§ **Set problem**
The listing below is the input. Say how many of its lines contain "displacement", giving the number alone.

§ **Records for the task**
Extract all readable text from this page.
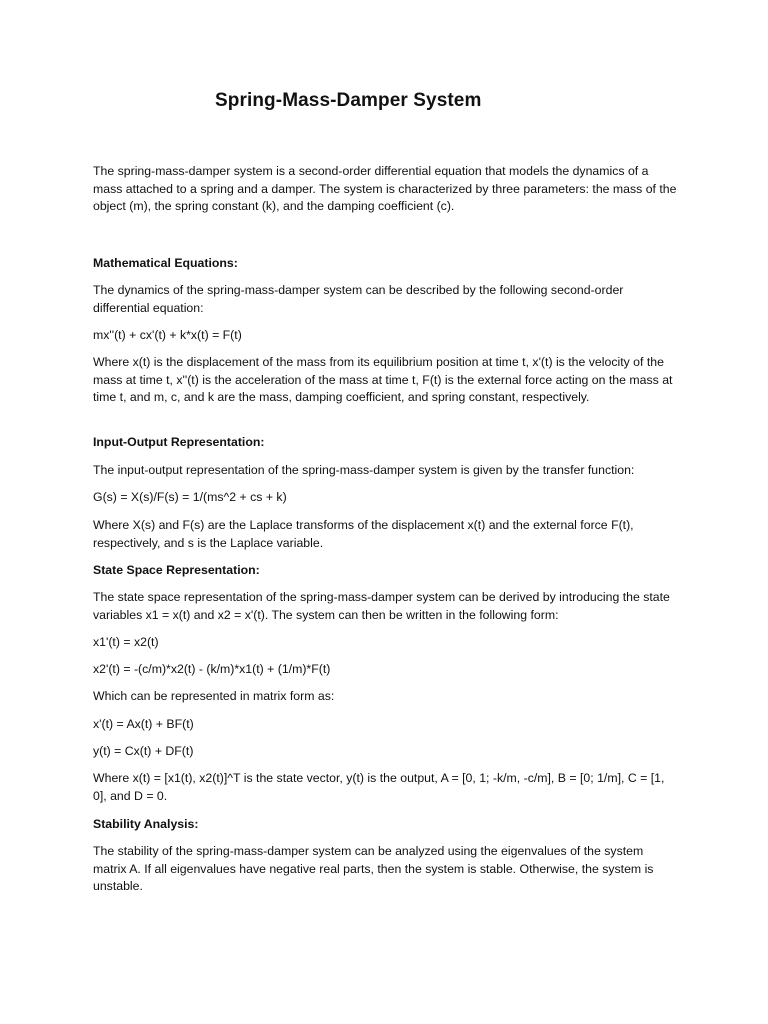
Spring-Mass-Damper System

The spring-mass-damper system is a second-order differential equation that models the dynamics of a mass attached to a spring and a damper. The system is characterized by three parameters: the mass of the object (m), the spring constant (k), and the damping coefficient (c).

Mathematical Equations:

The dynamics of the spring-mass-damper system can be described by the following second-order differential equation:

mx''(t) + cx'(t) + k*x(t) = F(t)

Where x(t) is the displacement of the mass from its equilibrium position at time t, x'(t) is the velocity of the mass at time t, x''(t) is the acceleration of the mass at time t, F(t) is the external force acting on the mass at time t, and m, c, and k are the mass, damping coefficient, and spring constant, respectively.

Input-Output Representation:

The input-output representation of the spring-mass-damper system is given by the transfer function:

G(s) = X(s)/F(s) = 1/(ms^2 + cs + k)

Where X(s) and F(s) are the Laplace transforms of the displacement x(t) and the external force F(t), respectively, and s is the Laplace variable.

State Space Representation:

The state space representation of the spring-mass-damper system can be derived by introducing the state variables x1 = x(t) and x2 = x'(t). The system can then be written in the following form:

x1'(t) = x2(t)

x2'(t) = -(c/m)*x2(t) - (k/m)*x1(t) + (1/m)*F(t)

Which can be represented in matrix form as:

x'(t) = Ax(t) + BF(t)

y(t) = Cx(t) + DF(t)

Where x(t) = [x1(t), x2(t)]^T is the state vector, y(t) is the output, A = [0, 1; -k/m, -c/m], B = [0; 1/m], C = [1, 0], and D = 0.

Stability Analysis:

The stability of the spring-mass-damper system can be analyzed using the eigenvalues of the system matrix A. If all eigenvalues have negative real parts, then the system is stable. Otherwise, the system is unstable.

§ **Final result**
2